*** DATA TO PROCESS ***
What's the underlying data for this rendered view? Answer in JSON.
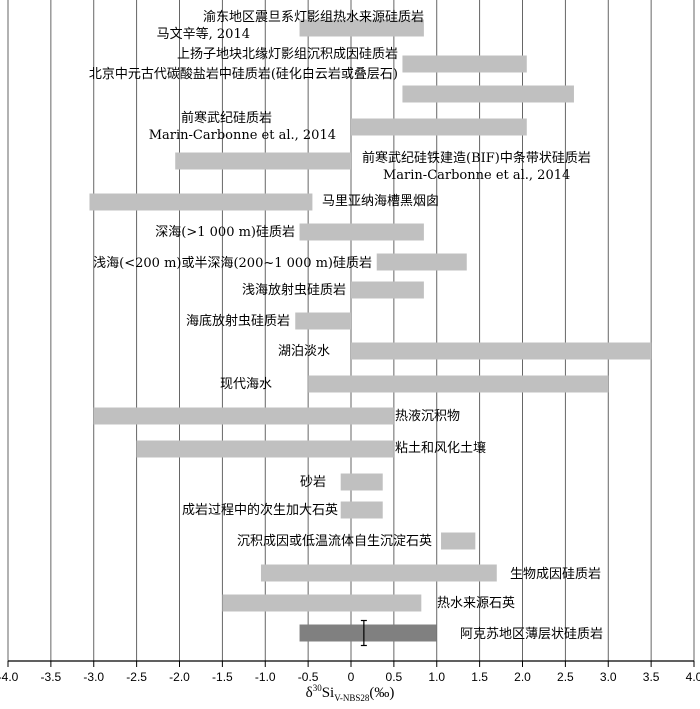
{
  "chart_data": {
    "type": "bar",
    "orientation": "horizontal-range",
    "xlim": [
      -4.0,
      4.0
    ],
    "xticks": [
      -4.0,
      -3.5,
      -3.0,
      -2.5,
      -2.0,
      -1.5,
      -1.0,
      -0.5,
      0,
      0.5,
      1.0,
      1.5,
      2.0,
      2.5,
      3.0,
      3.5,
      4.0
    ],
    "xtick_labels": [
      "-4.0",
      "-3.5",
      "-3.0",
      "-2.5",
      "-2.0",
      "-1.5",
      "-1.0",
      "-0.5",
      "0",
      "0.5",
      "1.0",
      "1.5",
      "2.0",
      "2.5",
      "3.0",
      "3.5",
      "4.0"
    ],
    "xlabel": {
      "prefix": "δ",
      "sup": "30",
      "main": "Si",
      "sub": "V-NBS28",
      "suffix": "(‰)"
    },
    "grid": "vertical",
    "bars": [
      {
        "min": -0.6,
        "max": 0.85,
        "color": "#c0c0c0"
      },
      {
        "min": 0.6,
        "max": 2.05,
        "color": "#c0c0c0"
      },
      {
        "min": 0.6,
        "max": 2.6,
        "color": "#c0c0c0"
      },
      {
        "min": 0.0,
        "max": 2.05,
        "color": "#c0c0c0"
      },
      {
        "min": -2.05,
        "max": 0.0,
        "color": "#c0c0c0"
      },
      {
        "min": -3.05,
        "max": -0.45,
        "color": "#c0c0c0"
      },
      {
        "min": -0.6,
        "max": 0.85,
        "color": "#c0c0c0"
      },
      {
        "min": 0.3,
        "max": 1.35,
        "color": "#c0c0c0"
      },
      {
        "min": 0.0,
        "max": 0.85,
        "color": "#c0c0c0"
      },
      {
        "min": -0.65,
        "max": 0.0,
        "color": "#c0c0c0"
      },
      {
        "min": 0.0,
        "max": 3.5,
        "color": "#c0c0c0"
      },
      {
        "min": -0.5,
        "max": 3.0,
        "color": "#c0c0c0"
      },
      {
        "min": -3.0,
        "max": 0.5,
        "color": "#c0c0c0"
      },
      {
        "min": -2.5,
        "max": 0.5,
        "color": "#c0c0c0"
      },
      {
        "min": -0.12,
        "max": 0.37,
        "color": "#c0c0c0"
      },
      {
        "min": -0.12,
        "max": 0.37,
        "color": "#c0c0c0"
      },
      {
        "min": 1.05,
        "max": 1.45,
        "color": "#c0c0c0"
      },
      {
        "min": -1.05,
        "max": 1.7,
        "color": "#c0c0c0"
      },
      {
        "min": -1.5,
        "max": 0.82,
        "color": "#c0c0c0"
      },
      {
        "min": -0.6,
        "max": 1.0,
        "color": "#808080",
        "error_bar": {
          "center": 0.15,
          "min": 0.15,
          "max": 0.15
        }
      }
    ],
    "labels": [
      {
        "text": "渝东地区震旦系灯影组热水来源硅质岩"
      },
      {
        "text": "马文辛等, 2014"
      },
      {
        "text": "上扬子地块北缘灯影组沉积成因硅质岩"
      },
      {
        "text": "北京中元古代碳酸盐岩中硅质岩(硅化白云岩或叠层石)"
      },
      {
        "text": "前寒武纪硅质岩"
      },
      {
        "text": "Marin-Carbonne et al., 2014"
      },
      {
        "text": "前寒武纪硅铁建造(BIF)中条带状硅质岩"
      },
      {
        "text": "Marin-Carbonne et al., 2014"
      },
      {
        "text": "马里亚纳海槽黑烟囱"
      },
      {
        "text": "深海(>1 000 m)硅质岩"
      },
      {
        "text": "浅海(<200 m)或半深海(200~1 000 m)硅质岩"
      },
      {
        "text": "浅海放射虫硅质岩"
      },
      {
        "text": "海底放射虫硅质岩"
      },
      {
        "text": "湖泊淡水"
      },
      {
        "text": "现代海水"
      },
      {
        "text": "热液沉积物"
      },
      {
        "text": "粘土和风化土壤"
      },
      {
        "text": "砂岩"
      },
      {
        "text": "成岩过程中的次生加大石英"
      },
      {
        "text": "沉积成因或低温流体自生沉淀石英"
      },
      {
        "text": "生物成因硅质岩"
      },
      {
        "text": "热水来源石英"
      },
      {
        "text": "阿克苏地区薄层状硅质岩"
      }
    ]
  }
}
***
▶ [SET EXERCISE]
Copy every entry word for word, but omit the pictures.

▶ [ANSWER]
What's the underlying data for this rendered view? Answer in JSON.
{
  "chart_data": {
    "type": "bar",
    "orientation": "horizontal-range",
    "xlim": [
      -4.0,
      4.0
    ],
    "xticks": [
      -4.0,
      -3.5,
      -3.0,
      -2.5,
      -2.0,
      -1.5,
      -1.0,
      -0.5,
      0,
      0.5,
      1.0,
      1.5,
      2.0,
      2.5,
      3.0,
      3.5,
      4.0
    ],
    "xtick_labels": [
      "-4.0",
      "-3.5",
      "-3.0",
      "-2.5",
      "-2.0",
      "-1.5",
      "-1.0",
      "-0.5",
      "0",
      "0.5",
      "1.0",
      "1.5",
      "2.0",
      "2.5",
      "3.0",
      "3.5",
      "4.0"
    ],
    "xlabel": {
      "prefix": "δ",
      "sup": "30",
      "main": "Si",
      "sub": "V-NBS28",
      "suffix": "(‰)"
    },
    "grid": "vertical",
    "bars": [
      {
        "min": -0.6,
        "max": 0.85,
        "color": "#c0c0c0"
      },
      {
        "min": 0.6,
        "max": 2.05,
        "color": "#c0c0c0"
      },
      {
        "min": 0.6,
        "max": 2.6,
        "color": "#c0c0c0"
      },
      {
        "min": 0.0,
        "max": 2.05,
        "color": "#c0c0c0"
      },
      {
        "min": -2.05,
        "max": 0.0,
        "color": "#c0c0c0"
      },
      {
        "min": -3.05,
        "max": -0.45,
        "color": "#c0c0c0"
      },
      {
        "min": -0.6,
        "max": 0.85,
        "color": "#c0c0c0"
      },
      {
        "min": 0.3,
        "max": 1.35,
        "color": "#c0c0c0"
      },
      {
        "min": 0.0,
        "max": 0.85,
        "color": "#c0c0c0"
      },
      {
        "min": -0.65,
        "max": 0.0,
        "color": "#c0c0c0"
      },
      {
        "min": 0.0,
        "max": 3.5,
        "color": "#c0c0c0"
      },
      {
        "min": -0.5,
        "max": 3.0,
        "color": "#c0c0c0"
      },
      {
        "min": -3.0,
        "max": 0.5,
        "color": "#c0c0c0"
      },
      {
        "min": -2.5,
        "max": 0.5,
        "color": "#c0c0c0"
      },
      {
        "min": -0.12,
        "max": 0.37,
        "color": "#c0c0c0"
      },
      {
        "min": -0.12,
        "max": 0.37,
        "color": "#c0c0c0"
      },
      {
        "min": 1.05,
        "max": 1.45,
        "color": "#c0c0c0"
      },
      {
        "min": -1.05,
        "max": 1.7,
        "color": "#c0c0c0"
      },
      {
        "min": -1.5,
        "max": 0.82,
        "color": "#c0c0c0"
      },
      {
        "min": -0.6,
        "max": 1.0,
        "color": "#808080",
        "error_bar": {
          "center": 0.15,
          "min": 0.15,
          "max": 0.15
        }
      }
    ],
    "labels": [
      {
        "text": "渝东地区震旦系灯影组热水来源硅质岩"
      },
      {
        "text": "马文辛等, 2014"
      },
      {
        "text": "上扬子地块北缘灯影组沉积成因硅质岩"
      },
      {
        "text": "北京中元古代碳酸盐岩中硅质岩(硅化白云岩或叠层石)"
      },
      {
        "text": "前寒武纪硅质岩"
      },
      {
        "text": "Marin-Carbonne et al., 2014"
      },
      {
        "text": "前寒武纪硅铁建造(BIF)中条带状硅质岩"
      },
      {
        "text": "Marin-Carbonne et al., 2014"
      },
      {
        "text": "马里亚纳海槽黑烟囱"
      },
      {
        "text": "深海(>1 000 m)硅质岩"
      },
      {
        "text": "浅海(<200 m)或半深海(200~1 000 m)硅质岩"
      },
      {
        "text": "浅海放射虫硅质岩"
      },
      {
        "text": "海底放射虫硅质岩"
      },
      {
        "text": "湖泊淡水"
      },
      {
        "text": "现代海水"
      },
      {
        "text": "热液沉积物"
      },
      {
        "text": "粘土和风化土壤"
      },
      {
        "text": "砂岩"
      },
      {
        "text": "成岩过程中的次生加大石英"
      },
      {
        "text": "沉积成因或低温流体自生沉淀石英"
      },
      {
        "text": "生物成因硅质岩"
      },
      {
        "text": "热水来源石英"
      },
      {
        "text": "阿克苏地区薄层状硅质岩"
      }
    ]
  }
}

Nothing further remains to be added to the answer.